▸ Work to do:
Go through the listing below and gather every line with the word "Count".

>> begin Source records

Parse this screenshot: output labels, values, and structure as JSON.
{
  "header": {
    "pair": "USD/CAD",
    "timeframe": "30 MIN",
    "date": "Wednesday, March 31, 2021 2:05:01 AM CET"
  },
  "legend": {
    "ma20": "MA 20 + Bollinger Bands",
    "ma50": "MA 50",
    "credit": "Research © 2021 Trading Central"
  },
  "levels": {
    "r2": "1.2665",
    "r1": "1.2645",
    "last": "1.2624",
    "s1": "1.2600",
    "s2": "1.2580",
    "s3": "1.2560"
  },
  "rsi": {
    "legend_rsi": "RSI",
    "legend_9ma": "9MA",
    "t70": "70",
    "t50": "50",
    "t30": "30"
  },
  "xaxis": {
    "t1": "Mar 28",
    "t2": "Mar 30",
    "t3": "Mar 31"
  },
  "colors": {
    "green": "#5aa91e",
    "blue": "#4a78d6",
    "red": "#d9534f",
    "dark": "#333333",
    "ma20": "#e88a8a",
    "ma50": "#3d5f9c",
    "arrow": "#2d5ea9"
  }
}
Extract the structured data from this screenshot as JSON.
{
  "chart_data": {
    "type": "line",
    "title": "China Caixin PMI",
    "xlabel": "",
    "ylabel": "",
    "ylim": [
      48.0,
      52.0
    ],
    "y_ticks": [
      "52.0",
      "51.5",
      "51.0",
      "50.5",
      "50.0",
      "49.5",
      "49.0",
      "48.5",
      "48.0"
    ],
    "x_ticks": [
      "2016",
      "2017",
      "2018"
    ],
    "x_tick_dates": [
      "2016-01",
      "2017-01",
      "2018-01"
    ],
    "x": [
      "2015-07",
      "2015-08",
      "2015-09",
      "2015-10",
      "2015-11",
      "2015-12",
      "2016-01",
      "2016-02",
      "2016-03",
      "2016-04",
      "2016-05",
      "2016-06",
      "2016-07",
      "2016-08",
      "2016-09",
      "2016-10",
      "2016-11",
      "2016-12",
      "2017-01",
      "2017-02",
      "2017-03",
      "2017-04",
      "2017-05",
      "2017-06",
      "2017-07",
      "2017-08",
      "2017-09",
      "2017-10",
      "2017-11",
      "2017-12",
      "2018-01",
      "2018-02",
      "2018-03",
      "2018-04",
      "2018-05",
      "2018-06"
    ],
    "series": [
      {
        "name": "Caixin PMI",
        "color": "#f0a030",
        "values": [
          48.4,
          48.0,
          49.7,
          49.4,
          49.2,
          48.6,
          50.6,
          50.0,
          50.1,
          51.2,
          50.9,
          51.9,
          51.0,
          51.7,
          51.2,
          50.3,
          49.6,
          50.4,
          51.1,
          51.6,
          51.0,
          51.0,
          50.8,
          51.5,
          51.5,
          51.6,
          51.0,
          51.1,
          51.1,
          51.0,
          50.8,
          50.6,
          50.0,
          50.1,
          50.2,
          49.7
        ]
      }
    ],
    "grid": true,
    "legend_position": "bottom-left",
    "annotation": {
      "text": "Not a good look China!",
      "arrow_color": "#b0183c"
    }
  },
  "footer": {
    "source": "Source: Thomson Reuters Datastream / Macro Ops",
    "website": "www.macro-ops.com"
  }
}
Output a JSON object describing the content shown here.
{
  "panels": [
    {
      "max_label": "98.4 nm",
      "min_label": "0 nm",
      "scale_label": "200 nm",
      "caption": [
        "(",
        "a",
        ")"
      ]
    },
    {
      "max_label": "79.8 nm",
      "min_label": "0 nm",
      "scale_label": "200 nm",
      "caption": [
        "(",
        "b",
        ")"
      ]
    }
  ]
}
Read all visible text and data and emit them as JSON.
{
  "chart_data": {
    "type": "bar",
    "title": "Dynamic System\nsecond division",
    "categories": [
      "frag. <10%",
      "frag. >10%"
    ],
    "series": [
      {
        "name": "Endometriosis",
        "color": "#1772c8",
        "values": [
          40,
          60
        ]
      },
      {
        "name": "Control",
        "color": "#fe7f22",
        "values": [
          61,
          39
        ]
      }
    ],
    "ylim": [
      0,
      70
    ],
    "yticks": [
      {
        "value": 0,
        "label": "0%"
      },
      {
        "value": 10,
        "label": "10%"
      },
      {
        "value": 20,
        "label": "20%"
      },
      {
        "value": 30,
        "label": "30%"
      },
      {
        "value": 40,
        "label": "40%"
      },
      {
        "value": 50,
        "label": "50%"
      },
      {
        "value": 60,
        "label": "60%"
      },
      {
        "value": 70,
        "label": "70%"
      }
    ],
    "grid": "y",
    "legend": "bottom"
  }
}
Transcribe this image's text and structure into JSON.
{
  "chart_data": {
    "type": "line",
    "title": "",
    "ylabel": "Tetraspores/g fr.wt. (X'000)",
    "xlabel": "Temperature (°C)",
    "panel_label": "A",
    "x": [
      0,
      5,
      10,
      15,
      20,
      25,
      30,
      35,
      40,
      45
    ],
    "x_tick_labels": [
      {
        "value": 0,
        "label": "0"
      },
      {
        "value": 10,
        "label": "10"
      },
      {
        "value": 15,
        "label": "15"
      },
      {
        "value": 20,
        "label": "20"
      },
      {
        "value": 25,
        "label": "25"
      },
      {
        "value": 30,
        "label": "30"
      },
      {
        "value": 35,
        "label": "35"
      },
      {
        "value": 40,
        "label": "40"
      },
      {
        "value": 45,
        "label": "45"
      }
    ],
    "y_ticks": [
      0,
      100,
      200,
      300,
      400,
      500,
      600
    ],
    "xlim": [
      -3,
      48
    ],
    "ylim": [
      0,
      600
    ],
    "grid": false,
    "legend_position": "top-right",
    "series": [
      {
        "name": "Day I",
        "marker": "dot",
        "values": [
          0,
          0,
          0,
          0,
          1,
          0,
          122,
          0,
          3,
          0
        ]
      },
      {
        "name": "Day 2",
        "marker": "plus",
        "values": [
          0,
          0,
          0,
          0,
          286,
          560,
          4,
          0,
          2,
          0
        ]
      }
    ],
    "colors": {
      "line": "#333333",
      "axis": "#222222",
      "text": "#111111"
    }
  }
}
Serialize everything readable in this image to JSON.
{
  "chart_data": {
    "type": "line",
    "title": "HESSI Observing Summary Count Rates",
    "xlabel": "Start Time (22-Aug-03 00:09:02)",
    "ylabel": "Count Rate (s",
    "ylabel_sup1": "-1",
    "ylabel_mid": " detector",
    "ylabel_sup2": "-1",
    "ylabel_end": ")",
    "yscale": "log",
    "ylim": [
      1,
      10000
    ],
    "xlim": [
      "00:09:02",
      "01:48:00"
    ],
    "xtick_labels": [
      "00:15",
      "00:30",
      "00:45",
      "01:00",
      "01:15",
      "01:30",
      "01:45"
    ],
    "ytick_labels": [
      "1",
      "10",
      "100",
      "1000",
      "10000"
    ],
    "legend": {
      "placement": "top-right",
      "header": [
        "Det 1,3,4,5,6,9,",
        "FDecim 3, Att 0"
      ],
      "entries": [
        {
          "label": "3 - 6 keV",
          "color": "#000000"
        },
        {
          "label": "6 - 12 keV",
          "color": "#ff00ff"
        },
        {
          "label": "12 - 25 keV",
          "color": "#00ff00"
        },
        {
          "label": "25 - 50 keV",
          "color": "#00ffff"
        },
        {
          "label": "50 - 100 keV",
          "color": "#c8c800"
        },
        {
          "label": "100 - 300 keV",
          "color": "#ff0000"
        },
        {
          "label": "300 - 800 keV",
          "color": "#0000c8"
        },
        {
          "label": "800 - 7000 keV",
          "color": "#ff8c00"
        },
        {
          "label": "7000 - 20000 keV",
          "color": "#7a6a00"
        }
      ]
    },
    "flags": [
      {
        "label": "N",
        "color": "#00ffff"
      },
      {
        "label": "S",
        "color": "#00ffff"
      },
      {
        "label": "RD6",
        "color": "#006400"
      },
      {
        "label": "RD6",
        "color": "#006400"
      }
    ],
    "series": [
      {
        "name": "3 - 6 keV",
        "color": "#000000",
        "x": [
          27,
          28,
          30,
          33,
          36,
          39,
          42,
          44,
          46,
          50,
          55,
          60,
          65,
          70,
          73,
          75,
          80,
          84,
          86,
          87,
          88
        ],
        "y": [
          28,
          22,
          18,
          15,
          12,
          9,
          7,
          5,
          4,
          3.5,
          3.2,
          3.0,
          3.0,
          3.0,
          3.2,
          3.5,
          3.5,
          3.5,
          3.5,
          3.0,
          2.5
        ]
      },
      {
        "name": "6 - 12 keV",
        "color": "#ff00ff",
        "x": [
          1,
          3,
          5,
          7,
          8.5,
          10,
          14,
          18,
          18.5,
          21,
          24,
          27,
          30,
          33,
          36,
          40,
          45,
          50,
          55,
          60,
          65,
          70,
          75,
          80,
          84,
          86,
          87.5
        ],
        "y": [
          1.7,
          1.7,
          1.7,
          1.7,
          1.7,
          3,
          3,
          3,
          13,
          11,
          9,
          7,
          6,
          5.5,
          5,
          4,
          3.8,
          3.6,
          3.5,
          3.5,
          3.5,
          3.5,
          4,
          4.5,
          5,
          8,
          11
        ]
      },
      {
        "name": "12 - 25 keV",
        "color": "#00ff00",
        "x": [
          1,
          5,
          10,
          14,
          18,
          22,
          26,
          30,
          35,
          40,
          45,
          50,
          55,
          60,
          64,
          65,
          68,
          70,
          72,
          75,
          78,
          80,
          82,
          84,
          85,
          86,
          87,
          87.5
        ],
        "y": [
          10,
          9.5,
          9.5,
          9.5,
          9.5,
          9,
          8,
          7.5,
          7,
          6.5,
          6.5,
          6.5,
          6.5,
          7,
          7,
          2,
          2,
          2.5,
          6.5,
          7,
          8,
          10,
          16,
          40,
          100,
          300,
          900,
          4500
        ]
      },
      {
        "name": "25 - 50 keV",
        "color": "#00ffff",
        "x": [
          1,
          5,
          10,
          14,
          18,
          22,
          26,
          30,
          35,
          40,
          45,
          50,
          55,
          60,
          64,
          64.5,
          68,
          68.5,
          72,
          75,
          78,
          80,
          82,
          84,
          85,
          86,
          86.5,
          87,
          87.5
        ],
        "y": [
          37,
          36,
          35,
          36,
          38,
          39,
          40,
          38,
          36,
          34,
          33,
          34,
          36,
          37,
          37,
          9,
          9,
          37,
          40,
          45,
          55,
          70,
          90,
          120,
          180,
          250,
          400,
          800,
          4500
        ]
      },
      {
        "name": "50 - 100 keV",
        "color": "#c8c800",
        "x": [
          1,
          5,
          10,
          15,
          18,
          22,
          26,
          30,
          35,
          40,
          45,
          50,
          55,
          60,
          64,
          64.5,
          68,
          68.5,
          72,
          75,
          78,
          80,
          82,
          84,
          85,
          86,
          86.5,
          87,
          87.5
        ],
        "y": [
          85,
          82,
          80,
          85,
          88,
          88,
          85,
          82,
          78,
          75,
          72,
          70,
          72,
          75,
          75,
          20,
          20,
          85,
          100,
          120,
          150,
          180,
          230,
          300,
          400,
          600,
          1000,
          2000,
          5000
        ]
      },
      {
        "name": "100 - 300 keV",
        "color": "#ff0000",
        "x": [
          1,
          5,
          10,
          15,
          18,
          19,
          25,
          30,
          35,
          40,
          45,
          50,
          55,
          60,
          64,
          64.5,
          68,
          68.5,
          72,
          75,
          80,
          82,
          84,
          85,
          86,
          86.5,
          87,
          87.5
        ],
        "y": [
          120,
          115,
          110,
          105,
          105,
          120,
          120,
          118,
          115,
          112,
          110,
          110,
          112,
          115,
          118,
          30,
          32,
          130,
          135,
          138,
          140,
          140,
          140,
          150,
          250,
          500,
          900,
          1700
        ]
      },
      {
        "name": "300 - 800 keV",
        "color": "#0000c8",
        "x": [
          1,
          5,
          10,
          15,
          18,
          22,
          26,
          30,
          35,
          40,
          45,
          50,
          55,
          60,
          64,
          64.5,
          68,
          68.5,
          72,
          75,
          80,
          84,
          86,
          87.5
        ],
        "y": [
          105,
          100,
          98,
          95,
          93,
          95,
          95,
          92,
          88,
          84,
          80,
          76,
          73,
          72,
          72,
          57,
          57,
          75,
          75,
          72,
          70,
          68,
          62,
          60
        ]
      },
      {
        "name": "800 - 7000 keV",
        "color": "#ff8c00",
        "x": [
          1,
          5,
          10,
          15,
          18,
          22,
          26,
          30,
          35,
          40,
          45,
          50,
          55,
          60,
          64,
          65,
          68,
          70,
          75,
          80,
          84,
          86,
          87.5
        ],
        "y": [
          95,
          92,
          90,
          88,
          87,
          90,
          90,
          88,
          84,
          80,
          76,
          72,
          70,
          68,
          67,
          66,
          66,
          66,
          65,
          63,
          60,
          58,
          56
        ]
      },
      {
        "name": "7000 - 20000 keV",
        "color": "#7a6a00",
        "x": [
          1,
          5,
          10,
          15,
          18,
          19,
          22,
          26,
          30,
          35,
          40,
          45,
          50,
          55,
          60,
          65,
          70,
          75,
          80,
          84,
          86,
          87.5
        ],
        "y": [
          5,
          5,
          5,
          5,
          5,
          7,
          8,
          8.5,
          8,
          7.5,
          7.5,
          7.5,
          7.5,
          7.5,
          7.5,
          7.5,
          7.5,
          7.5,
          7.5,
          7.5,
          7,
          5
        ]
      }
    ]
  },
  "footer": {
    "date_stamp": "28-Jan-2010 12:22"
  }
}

>> end Source records

▸ Result of the task:
    "title": "HESSI Observing Summary Count Rates",
    "ylabel": "Count Rate (s",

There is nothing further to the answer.